--- start ROWS ---
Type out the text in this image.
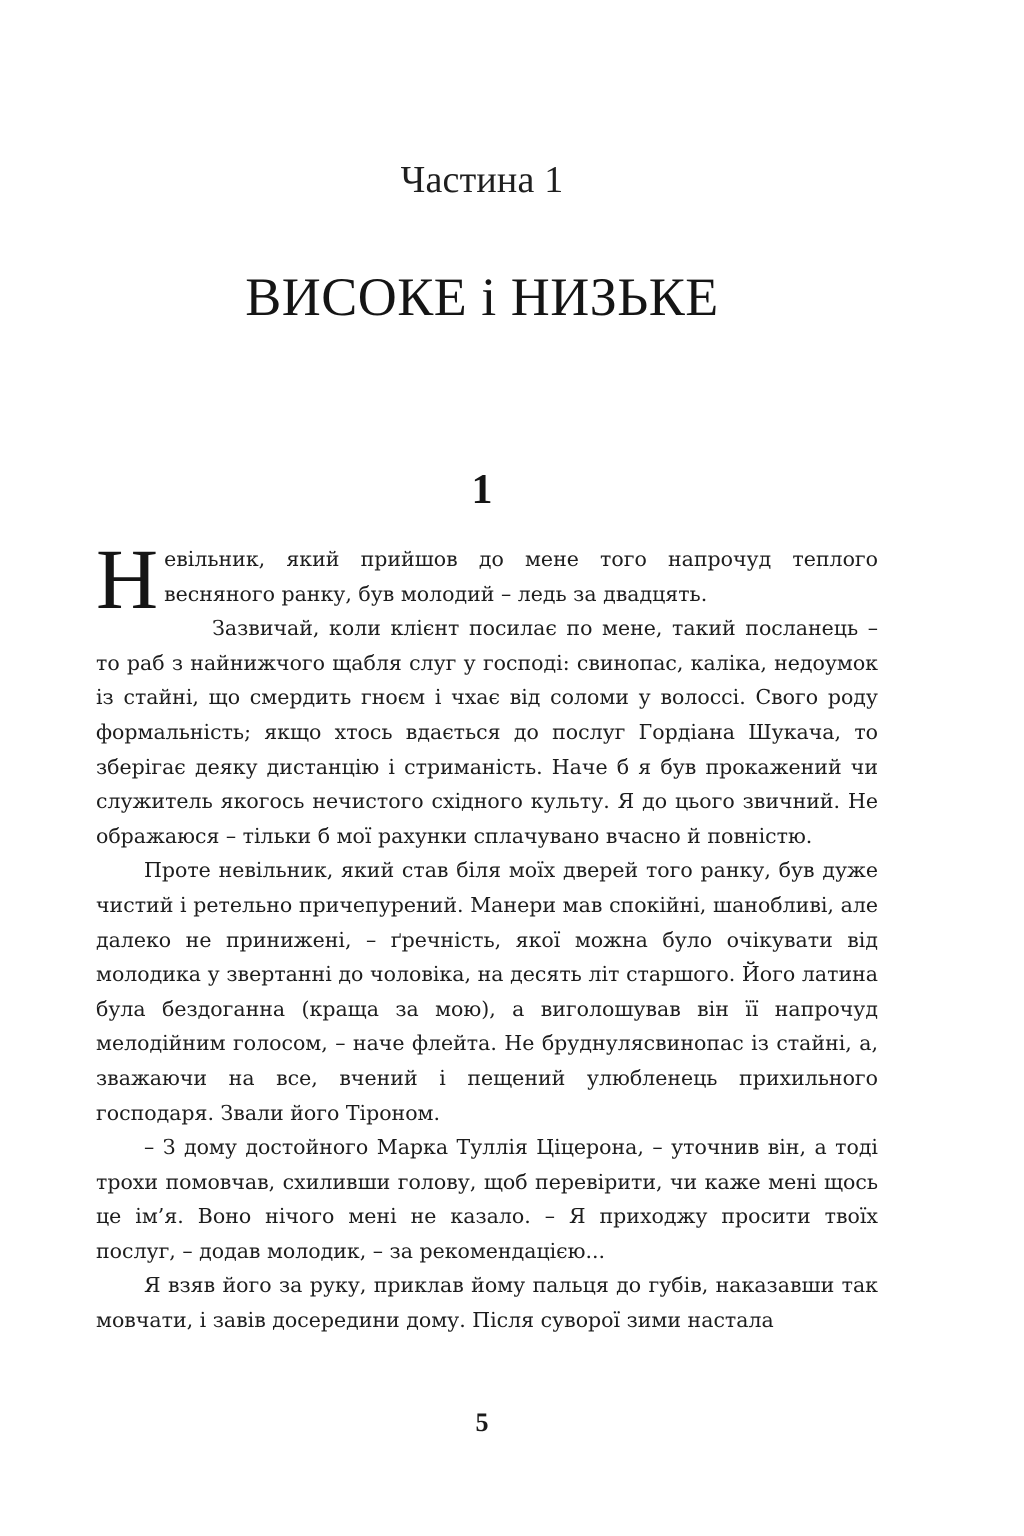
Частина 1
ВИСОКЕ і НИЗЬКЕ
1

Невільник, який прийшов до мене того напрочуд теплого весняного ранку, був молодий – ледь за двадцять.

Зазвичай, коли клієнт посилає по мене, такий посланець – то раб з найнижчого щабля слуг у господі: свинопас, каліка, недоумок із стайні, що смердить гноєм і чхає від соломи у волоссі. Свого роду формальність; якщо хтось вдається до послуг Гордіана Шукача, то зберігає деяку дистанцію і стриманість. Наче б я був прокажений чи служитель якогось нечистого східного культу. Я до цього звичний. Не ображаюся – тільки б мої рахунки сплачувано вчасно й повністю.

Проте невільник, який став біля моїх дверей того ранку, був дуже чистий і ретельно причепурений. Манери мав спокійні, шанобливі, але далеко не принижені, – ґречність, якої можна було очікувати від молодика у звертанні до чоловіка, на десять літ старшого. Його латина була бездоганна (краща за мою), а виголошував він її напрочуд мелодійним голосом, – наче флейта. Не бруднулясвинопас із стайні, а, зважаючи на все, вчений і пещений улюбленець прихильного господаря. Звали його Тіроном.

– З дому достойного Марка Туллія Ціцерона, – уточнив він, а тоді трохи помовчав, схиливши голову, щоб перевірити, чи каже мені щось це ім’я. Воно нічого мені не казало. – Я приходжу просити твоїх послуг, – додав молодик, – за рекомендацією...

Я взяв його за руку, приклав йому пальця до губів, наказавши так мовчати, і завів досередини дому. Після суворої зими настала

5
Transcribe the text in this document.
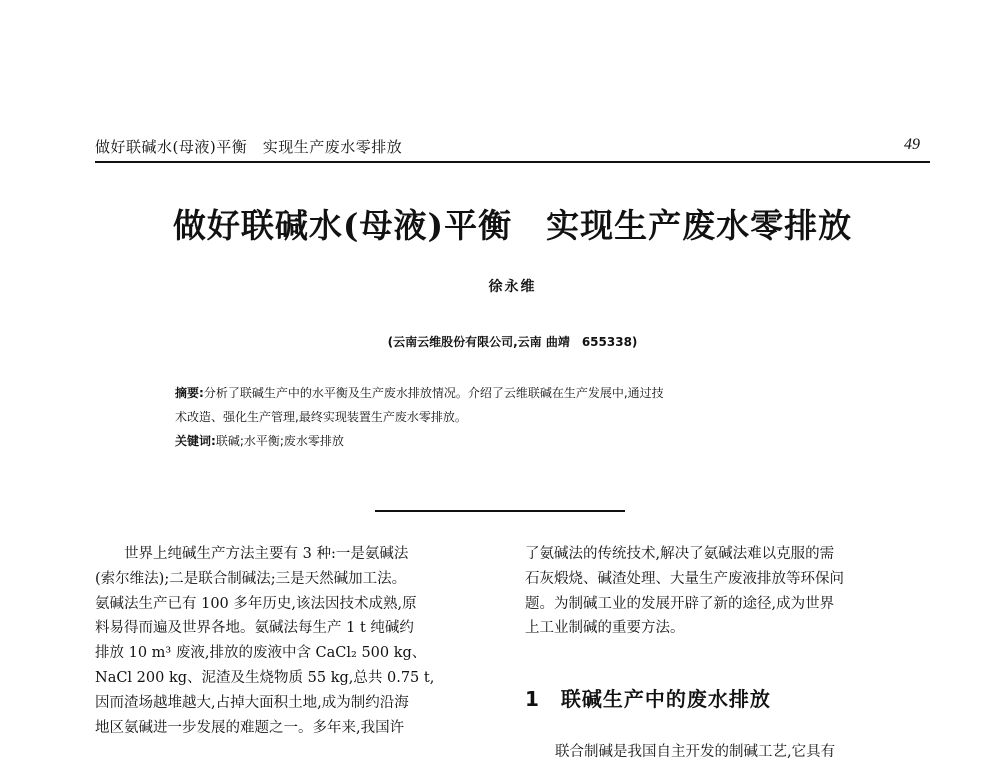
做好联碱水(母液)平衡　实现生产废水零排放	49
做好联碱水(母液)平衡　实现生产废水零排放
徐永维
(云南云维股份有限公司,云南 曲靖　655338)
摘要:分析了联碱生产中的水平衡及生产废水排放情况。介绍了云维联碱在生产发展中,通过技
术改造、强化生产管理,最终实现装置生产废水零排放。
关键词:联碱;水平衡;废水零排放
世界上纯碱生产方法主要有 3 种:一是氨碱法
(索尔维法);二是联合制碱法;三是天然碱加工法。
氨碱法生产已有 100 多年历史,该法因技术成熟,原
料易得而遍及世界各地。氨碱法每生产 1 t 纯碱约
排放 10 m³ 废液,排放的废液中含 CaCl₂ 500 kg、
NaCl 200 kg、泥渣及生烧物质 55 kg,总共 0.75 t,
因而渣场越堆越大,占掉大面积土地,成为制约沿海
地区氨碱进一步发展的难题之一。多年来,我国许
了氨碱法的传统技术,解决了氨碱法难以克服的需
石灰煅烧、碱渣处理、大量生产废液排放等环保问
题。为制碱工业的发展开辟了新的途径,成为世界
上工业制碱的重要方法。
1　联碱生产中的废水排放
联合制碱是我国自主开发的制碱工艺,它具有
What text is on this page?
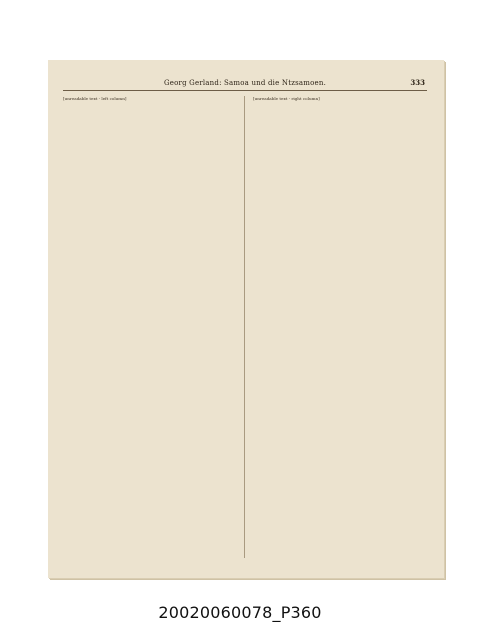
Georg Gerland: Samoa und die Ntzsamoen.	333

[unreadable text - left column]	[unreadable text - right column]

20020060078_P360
--- end ROWS ---
**WHAT YOU ARE ASKED TO DO**
Show every line in the records above that contains the word "text".

**RESULT**
Type out the text in this image.
Transcribe the text in this document.
What text is on this page?
[unreadable text - left column]	[unreadable text - right column]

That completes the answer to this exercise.